= Beginning of Section =

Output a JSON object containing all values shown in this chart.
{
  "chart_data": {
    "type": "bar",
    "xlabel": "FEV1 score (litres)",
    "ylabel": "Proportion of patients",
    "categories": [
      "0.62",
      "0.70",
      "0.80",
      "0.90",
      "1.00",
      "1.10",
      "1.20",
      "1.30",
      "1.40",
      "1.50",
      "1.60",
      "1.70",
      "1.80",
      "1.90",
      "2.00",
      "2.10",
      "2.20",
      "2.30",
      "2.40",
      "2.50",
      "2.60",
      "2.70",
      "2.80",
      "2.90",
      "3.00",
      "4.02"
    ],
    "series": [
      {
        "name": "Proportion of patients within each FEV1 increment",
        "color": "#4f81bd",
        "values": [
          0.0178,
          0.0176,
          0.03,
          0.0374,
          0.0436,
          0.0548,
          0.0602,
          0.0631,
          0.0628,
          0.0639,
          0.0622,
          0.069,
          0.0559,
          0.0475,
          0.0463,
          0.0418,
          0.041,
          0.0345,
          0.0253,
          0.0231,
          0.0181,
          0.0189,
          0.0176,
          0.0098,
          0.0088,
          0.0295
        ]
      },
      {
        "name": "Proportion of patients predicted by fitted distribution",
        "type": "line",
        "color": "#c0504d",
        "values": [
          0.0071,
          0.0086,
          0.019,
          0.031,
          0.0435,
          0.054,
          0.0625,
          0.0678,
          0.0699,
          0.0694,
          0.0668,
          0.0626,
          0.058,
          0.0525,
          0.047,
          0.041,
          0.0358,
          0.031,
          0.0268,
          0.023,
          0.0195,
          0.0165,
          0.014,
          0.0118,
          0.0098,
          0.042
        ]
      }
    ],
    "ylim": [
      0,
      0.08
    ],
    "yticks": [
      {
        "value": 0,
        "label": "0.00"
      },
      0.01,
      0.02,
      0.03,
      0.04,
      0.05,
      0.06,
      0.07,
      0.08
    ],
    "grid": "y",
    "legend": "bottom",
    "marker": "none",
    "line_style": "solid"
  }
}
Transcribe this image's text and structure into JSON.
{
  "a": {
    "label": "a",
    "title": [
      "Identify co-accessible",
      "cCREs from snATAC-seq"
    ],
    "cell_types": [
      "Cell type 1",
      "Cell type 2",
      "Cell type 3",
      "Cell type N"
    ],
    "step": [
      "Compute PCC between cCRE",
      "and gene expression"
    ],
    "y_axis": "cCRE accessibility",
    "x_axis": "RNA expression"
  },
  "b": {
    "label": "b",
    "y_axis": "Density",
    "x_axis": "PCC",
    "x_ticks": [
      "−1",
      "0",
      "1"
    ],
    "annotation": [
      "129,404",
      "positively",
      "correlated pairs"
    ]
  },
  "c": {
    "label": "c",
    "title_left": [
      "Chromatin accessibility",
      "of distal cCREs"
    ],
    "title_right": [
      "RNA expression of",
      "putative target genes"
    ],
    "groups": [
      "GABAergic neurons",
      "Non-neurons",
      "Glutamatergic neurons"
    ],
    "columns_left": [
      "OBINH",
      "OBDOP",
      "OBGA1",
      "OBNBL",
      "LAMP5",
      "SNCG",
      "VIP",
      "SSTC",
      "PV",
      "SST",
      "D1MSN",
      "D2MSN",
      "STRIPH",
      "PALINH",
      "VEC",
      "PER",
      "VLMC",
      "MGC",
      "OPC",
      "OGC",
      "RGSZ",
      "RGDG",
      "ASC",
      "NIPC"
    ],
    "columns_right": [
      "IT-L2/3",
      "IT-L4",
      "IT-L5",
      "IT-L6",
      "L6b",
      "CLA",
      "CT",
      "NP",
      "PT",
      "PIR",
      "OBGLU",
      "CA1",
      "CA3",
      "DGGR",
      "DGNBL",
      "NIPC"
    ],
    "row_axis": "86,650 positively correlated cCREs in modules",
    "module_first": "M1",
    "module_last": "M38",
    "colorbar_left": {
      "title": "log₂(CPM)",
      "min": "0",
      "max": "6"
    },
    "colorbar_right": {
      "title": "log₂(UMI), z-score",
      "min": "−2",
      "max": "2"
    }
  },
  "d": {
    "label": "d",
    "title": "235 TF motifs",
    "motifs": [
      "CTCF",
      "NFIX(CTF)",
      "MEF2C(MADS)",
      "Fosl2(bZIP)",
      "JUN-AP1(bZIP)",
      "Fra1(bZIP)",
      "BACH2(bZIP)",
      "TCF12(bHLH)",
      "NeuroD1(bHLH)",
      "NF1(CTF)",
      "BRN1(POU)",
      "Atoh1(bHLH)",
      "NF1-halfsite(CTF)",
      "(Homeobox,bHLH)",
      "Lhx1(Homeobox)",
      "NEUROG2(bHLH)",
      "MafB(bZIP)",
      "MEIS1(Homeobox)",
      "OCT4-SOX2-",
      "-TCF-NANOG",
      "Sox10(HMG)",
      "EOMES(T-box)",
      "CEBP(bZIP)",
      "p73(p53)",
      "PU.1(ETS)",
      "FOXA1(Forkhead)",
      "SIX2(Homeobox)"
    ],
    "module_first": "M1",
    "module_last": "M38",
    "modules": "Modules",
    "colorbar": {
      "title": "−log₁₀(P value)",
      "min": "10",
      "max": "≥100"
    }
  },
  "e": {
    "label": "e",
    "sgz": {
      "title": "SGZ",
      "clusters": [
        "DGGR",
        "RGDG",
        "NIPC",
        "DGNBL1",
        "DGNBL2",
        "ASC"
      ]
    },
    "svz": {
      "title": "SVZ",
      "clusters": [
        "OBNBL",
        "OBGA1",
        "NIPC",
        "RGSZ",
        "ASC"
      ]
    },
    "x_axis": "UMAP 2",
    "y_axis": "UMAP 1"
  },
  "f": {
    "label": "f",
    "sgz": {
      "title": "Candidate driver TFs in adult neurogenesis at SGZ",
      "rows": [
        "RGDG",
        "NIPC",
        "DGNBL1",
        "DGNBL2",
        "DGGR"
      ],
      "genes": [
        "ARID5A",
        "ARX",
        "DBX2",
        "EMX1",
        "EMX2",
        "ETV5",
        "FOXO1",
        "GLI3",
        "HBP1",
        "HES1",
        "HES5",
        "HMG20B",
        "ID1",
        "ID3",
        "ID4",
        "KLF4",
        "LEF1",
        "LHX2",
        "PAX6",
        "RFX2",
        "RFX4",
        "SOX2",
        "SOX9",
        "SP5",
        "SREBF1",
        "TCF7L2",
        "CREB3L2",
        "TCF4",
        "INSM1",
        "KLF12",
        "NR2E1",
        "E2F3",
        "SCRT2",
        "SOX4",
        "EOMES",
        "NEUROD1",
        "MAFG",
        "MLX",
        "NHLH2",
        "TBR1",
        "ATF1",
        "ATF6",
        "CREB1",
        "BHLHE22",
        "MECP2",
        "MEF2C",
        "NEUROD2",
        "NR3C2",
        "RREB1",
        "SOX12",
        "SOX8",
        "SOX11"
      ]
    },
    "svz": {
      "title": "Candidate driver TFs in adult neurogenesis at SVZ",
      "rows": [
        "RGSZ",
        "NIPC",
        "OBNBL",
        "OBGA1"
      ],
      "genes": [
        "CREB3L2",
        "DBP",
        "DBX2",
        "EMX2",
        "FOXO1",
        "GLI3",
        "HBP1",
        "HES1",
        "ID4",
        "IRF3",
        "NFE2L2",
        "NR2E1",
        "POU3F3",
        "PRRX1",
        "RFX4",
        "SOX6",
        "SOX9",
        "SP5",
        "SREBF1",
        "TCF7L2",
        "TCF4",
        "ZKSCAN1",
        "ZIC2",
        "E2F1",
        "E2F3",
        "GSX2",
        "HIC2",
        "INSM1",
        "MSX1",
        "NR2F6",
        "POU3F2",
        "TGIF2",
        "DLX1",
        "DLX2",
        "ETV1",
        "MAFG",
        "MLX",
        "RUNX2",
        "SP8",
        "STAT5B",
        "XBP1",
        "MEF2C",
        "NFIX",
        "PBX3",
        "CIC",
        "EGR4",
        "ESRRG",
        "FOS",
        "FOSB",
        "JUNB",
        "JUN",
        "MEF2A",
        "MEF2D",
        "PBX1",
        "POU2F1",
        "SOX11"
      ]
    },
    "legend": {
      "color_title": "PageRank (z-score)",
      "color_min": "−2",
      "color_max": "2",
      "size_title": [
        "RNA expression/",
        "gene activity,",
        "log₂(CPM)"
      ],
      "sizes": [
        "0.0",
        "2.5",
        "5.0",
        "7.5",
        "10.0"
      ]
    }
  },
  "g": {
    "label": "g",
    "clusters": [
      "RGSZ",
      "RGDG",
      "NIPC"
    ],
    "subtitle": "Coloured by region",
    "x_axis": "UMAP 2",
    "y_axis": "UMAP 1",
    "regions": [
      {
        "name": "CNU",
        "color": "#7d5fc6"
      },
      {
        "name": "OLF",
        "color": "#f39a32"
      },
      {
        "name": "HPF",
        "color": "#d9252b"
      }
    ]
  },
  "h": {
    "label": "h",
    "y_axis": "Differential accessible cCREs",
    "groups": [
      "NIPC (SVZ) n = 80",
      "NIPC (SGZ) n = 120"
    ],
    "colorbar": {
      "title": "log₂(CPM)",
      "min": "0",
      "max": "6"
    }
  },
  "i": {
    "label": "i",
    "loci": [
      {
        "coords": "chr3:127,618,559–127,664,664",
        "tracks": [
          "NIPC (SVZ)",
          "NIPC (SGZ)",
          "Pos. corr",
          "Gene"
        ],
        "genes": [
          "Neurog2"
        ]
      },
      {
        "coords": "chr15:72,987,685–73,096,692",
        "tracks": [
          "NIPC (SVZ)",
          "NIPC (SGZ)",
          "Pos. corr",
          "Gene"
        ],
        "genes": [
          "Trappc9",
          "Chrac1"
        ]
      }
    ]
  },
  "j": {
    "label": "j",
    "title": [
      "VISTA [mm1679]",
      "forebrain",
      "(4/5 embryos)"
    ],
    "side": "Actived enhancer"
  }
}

= End of Section =

*Problem*
Check each line in the records above for the word "Homeobox". Return those that have it.

*Reply*
      "(Homeobox,bHLH)",
      "Lhx1(Homeobox)",
      "MEIS1(Homeobox)",
      "SIX2(Homeobox)"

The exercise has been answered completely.